Stored data
──────

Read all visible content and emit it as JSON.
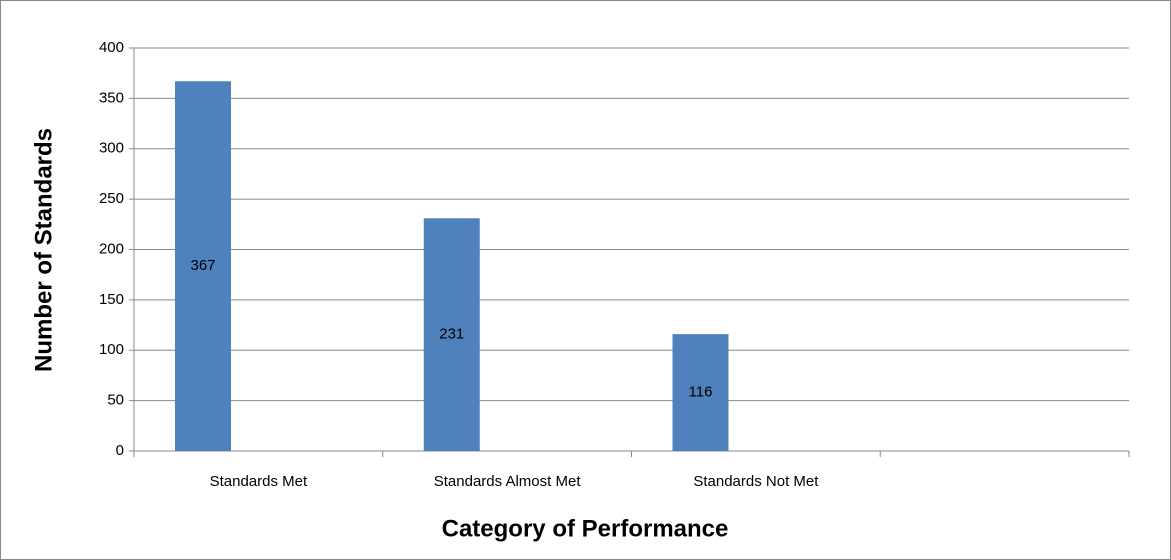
{
  "chart_data": {
    "type": "bar",
    "x_label": "Category of Performance",
    "y_label": "Number of Standards",
    "categories": [
      "Standards Met",
      "Standards Almost Met",
      "Standards Not Met",
      null
    ],
    "values": [
      367,
      231,
      116,
      null
    ],
    "color": "#4f81bd",
    "ylim": [
      0,
      400
    ],
    "yticks": [
      0,
      50,
      100,
      150,
      200,
      250,
      300,
      350,
      400
    ],
    "grid": true
  }
}
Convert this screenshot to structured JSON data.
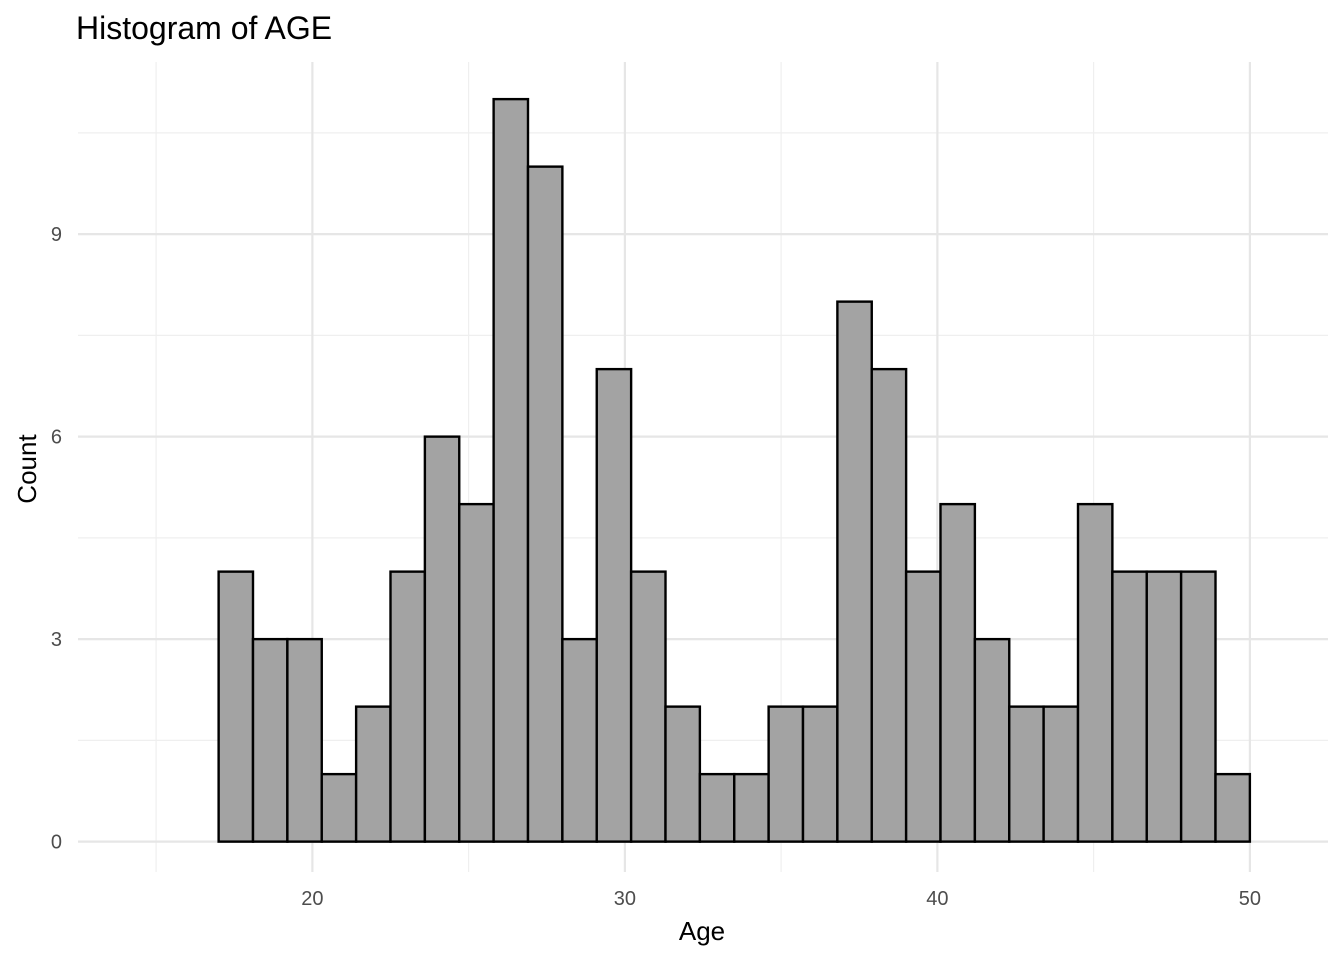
{
  "chart_data": {
    "type": "bar",
    "title": "Histogram of AGE",
    "xlabel": "Age",
    "ylabel": "Count",
    "bin_start": 17.0,
    "bin_width": 1.1,
    "counts": [
      4,
      3,
      3,
      1,
      2,
      4,
      6,
      5,
      11,
      10,
      3,
      7,
      4,
      2,
      1,
      1,
      2,
      2,
      8,
      7,
      4,
      5,
      3,
      2,
      2,
      5,
      4,
      4,
      4,
      1
    ],
    "xlim": [
      12.5,
      52.5
    ],
    "ylim": [
      -0.45,
      11.55
    ],
    "x_ticks": [
      20,
      30,
      40,
      50
    ],
    "x_tick_labels": [
      "20",
      "30",
      "40",
      "50"
    ],
    "x_minor_ticks": [
      15,
      25,
      35,
      45
    ],
    "y_ticks": [
      0,
      3,
      6,
      9
    ],
    "y_tick_labels": [
      "0",
      "3",
      "6",
      "9"
    ],
    "y_minor_ticks": [
      1.5,
      4.5,
      7.5,
      10.5
    ],
    "grid": true,
    "bar_color": "#a3a3a3",
    "bar_edge_color": "#000000"
  }
}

──────

### Work instructions
Scan the material above. Return every line containing the string "JSON".

### Exercise result
Read all visible content and emit it as JSON.
Convert this screenshot to structured JSON data.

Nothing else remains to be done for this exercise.